Your goal - Using the listing below, give the number of lines where "решения" appears, and nothing else.

Supplied material -

*-*-*

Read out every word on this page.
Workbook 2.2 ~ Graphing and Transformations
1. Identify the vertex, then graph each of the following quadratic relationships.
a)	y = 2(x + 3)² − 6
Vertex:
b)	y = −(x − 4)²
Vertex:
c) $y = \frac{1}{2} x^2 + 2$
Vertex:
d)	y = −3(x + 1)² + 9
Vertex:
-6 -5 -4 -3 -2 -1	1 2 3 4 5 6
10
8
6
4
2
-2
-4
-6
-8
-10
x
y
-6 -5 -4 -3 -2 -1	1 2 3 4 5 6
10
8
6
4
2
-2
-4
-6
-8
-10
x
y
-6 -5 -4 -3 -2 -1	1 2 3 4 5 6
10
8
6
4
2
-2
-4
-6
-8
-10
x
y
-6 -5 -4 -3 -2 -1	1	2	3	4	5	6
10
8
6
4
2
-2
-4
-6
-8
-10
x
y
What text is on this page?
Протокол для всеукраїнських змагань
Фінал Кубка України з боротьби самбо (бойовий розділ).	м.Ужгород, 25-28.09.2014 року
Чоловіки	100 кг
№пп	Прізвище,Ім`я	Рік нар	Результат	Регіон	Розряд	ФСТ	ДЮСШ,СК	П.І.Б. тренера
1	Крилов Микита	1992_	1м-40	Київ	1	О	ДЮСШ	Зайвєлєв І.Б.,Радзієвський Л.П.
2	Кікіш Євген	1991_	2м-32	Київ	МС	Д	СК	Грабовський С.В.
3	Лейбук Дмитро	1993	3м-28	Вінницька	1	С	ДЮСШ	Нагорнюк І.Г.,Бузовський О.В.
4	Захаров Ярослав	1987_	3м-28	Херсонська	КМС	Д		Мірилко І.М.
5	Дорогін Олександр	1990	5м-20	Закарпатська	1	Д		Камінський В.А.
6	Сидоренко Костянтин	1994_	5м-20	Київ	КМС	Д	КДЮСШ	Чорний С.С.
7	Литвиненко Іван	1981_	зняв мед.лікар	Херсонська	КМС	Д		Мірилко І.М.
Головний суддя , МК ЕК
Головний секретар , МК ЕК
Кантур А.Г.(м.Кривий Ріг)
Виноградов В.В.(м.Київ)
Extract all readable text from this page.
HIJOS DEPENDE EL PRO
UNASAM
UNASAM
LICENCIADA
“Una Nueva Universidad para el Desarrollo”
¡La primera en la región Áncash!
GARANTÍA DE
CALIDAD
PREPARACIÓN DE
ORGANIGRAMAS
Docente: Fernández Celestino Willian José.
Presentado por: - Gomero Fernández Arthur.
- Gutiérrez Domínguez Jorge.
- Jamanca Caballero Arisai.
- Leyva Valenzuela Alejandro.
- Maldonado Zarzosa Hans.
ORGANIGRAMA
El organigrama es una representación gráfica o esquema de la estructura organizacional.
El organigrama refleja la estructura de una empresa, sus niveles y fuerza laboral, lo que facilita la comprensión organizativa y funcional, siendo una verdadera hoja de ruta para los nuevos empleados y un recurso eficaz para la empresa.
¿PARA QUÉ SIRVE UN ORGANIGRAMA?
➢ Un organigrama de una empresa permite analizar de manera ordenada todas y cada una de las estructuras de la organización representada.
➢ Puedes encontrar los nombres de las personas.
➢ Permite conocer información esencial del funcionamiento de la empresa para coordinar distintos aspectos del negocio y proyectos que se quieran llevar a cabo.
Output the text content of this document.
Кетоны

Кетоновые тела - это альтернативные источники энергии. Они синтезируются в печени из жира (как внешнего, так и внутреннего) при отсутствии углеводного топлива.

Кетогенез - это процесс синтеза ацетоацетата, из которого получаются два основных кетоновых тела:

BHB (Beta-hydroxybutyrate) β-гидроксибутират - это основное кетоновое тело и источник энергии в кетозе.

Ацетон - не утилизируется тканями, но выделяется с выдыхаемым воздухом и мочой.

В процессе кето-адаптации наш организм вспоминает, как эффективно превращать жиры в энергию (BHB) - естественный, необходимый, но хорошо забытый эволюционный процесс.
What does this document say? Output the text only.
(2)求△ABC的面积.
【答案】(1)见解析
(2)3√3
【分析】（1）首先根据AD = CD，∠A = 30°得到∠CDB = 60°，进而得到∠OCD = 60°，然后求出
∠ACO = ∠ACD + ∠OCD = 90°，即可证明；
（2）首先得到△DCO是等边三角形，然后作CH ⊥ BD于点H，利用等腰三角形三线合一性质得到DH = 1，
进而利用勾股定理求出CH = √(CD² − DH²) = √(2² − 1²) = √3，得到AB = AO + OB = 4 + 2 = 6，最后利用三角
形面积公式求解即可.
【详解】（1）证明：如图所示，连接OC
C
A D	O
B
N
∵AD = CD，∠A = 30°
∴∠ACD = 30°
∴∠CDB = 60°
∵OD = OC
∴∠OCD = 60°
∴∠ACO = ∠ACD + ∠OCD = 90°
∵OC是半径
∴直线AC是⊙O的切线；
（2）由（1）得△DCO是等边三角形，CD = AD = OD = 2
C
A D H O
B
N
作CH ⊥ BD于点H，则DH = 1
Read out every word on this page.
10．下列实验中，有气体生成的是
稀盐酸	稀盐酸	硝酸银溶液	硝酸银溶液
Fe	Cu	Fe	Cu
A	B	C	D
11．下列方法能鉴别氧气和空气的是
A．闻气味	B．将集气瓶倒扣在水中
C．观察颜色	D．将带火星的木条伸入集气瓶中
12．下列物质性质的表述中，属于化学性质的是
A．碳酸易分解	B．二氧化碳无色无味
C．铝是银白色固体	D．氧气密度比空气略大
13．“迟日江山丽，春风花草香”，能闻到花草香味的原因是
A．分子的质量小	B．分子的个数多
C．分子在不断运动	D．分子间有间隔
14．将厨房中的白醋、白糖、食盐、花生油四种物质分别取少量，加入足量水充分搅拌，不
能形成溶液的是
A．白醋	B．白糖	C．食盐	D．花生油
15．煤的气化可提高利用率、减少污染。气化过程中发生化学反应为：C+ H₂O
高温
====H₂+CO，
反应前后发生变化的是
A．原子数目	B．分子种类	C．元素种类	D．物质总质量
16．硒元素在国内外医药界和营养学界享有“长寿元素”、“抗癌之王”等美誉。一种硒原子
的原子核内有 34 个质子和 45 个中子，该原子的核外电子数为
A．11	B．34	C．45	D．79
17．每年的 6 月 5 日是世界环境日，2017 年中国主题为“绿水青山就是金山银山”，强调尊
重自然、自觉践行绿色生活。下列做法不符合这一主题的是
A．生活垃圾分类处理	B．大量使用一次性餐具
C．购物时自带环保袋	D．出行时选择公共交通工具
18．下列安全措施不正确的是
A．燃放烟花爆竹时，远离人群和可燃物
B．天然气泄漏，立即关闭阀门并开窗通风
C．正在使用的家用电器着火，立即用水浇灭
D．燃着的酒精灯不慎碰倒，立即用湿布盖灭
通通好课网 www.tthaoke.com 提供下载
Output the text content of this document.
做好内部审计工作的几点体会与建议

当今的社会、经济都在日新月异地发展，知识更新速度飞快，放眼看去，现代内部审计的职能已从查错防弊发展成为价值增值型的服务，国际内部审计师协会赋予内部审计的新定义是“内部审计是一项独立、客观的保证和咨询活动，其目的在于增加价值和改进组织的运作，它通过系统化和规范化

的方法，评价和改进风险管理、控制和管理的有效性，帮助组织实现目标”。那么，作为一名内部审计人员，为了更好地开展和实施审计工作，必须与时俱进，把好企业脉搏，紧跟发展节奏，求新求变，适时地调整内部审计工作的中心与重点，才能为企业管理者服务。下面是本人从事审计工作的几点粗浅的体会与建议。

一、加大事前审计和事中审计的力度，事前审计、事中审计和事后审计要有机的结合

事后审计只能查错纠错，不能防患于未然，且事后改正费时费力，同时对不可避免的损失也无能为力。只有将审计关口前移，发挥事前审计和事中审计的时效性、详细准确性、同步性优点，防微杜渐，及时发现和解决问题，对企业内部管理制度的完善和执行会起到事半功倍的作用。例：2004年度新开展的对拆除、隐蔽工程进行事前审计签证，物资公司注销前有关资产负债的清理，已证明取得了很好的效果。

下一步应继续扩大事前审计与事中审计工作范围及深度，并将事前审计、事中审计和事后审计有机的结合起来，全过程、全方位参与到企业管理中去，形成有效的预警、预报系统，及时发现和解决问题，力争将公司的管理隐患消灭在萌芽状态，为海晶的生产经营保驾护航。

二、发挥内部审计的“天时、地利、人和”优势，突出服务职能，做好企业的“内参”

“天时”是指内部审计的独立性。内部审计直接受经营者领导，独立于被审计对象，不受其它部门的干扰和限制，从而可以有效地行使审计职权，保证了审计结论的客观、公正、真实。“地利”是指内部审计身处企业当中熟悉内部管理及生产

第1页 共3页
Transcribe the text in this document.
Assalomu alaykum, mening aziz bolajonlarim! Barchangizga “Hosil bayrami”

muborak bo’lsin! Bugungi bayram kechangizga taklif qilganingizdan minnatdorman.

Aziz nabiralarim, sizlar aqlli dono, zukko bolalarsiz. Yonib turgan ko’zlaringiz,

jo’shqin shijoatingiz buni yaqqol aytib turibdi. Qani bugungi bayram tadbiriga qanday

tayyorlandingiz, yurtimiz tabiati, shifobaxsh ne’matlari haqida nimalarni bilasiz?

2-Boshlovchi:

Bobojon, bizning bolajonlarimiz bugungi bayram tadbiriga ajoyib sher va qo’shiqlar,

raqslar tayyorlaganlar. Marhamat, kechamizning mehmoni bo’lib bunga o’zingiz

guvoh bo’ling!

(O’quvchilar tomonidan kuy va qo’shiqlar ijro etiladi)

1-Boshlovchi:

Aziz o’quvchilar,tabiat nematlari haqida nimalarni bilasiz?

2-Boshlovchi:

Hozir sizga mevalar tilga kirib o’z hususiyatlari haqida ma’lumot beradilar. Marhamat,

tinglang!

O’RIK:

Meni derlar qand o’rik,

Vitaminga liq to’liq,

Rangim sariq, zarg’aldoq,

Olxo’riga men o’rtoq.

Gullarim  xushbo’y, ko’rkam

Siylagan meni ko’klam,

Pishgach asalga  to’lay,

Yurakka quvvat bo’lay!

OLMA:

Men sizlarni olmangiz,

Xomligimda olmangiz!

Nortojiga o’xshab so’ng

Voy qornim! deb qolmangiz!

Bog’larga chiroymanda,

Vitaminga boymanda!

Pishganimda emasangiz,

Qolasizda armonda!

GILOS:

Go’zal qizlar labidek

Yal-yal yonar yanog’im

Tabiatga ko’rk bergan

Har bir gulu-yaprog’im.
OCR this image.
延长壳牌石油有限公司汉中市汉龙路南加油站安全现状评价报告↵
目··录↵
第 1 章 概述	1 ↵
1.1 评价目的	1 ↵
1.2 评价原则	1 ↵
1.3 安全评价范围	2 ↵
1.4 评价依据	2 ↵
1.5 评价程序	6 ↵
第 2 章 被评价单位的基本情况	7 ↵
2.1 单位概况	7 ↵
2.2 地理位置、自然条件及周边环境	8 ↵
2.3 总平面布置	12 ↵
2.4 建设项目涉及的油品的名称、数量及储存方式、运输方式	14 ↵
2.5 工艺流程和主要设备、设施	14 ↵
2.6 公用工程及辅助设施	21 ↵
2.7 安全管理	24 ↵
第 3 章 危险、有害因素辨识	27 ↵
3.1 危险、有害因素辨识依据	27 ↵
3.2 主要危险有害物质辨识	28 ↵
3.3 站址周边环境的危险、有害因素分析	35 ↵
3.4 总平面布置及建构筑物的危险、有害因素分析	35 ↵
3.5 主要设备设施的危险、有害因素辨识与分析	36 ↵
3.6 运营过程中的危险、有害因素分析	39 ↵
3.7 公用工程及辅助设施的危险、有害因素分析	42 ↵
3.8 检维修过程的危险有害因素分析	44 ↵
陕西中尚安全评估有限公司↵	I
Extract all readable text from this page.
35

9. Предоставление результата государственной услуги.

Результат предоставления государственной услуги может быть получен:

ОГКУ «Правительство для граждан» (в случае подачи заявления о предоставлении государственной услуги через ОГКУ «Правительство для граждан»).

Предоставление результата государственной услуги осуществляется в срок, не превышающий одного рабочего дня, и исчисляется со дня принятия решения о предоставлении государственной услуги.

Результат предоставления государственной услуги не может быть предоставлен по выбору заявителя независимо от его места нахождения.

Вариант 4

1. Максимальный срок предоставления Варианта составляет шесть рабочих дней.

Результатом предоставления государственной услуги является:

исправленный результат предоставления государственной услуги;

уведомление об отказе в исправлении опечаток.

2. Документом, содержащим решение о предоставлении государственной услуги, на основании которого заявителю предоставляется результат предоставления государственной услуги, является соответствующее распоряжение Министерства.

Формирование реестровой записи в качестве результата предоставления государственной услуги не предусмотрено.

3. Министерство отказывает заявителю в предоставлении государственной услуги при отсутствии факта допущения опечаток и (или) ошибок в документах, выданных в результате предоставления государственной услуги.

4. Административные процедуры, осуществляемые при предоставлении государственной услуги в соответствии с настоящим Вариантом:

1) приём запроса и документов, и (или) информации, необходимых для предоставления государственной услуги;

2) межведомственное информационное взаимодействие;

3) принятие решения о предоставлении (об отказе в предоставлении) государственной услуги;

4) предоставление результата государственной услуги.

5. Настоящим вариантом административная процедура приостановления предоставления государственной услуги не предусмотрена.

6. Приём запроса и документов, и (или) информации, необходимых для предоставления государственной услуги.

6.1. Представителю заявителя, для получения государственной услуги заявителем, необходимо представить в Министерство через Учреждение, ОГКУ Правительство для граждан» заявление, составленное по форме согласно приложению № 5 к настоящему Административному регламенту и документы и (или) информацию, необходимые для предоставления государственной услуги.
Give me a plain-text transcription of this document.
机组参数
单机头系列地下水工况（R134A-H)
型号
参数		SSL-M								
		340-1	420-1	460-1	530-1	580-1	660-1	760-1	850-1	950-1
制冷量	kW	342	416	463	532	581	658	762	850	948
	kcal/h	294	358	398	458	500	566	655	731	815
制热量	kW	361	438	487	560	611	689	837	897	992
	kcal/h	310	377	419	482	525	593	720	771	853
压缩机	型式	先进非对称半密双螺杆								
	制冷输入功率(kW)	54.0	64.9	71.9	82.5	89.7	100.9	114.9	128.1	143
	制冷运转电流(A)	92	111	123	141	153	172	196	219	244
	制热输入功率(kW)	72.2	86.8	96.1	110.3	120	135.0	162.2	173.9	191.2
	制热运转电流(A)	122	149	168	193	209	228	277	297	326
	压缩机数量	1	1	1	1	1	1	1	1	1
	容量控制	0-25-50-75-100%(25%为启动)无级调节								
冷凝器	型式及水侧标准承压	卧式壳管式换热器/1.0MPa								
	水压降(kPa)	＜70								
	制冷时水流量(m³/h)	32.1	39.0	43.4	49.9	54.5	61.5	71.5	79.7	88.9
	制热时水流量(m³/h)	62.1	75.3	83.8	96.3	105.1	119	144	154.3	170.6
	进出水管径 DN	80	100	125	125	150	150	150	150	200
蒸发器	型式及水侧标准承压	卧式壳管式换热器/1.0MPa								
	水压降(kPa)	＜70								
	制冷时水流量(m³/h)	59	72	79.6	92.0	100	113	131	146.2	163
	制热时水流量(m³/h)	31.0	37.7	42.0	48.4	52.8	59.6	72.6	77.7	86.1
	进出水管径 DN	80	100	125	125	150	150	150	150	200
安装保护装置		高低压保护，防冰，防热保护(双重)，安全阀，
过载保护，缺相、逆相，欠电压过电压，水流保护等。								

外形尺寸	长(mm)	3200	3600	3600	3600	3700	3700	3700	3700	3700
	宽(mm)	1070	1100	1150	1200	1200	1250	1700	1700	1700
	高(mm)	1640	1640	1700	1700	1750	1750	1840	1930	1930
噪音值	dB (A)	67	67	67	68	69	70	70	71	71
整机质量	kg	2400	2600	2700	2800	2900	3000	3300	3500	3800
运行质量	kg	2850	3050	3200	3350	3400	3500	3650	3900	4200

*-*-*

The completed task - 2